TASK TO COMPLETE - Write out each entry, exactly the way it appears.
═══
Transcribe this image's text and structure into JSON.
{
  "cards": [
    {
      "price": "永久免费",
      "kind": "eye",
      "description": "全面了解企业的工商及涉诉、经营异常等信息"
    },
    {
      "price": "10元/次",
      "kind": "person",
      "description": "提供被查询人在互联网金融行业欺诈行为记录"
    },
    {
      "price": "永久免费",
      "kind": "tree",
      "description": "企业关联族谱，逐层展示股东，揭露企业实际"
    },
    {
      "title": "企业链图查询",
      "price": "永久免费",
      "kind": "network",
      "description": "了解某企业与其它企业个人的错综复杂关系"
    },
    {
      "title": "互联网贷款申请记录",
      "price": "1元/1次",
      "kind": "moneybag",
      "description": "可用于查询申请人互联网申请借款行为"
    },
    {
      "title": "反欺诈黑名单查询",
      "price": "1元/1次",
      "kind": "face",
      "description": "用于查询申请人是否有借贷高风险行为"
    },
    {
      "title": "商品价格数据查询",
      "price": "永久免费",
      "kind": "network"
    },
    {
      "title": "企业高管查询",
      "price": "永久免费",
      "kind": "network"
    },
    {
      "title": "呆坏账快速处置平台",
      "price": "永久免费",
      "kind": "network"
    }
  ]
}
═══
SOLVED PROBLEM -
Transcribe this image's text and structure into JSON.
{
  "cards": [
    {
      "price": "永久免费",
      "kind": "eye",
      "description": "全面了解企业的工商及涉诉、经营异常等信息"
    },
    {
      "price": "10元/次",
      "kind": "person",
      "description": "提供被查询人在互联网金融行业欺诈行为记录"
    },
    {
      "price": "永久免费",
      "kind": "tree",
      "description": "企业关联族谱，逐层展示股东，揭露企业实际"
    },
    {
      "title": "企业链图查询",
      "price": "永久免费",
      "kind": "network",
      "description": "了解某企业与其它企业个人的错综复杂关系"
    },
    {
      "title": "互联网贷款申请记录",
      "price": "1元/1次",
      "kind": "moneybag",
      "description": "可用于查询申请人互联网申请借款行为"
    },
    {
      "title": "反欺诈黑名单查询",
      "price": "1元/1次",
      "kind": "face",
      "description": "用于查询申请人是否有借贷高风险行为"
    },
    {
      "title": "商品价格数据查询",
      "price": "永久免费",
      "kind": "network"
    },
    {
      "title": "企业高管查询",
      "price": "永久免费",
      "kind": "network"
    },
    {
      "title": "呆坏账快速处置平台",
      "price": "永久免费",
      "kind": "network"
    }
  ]
}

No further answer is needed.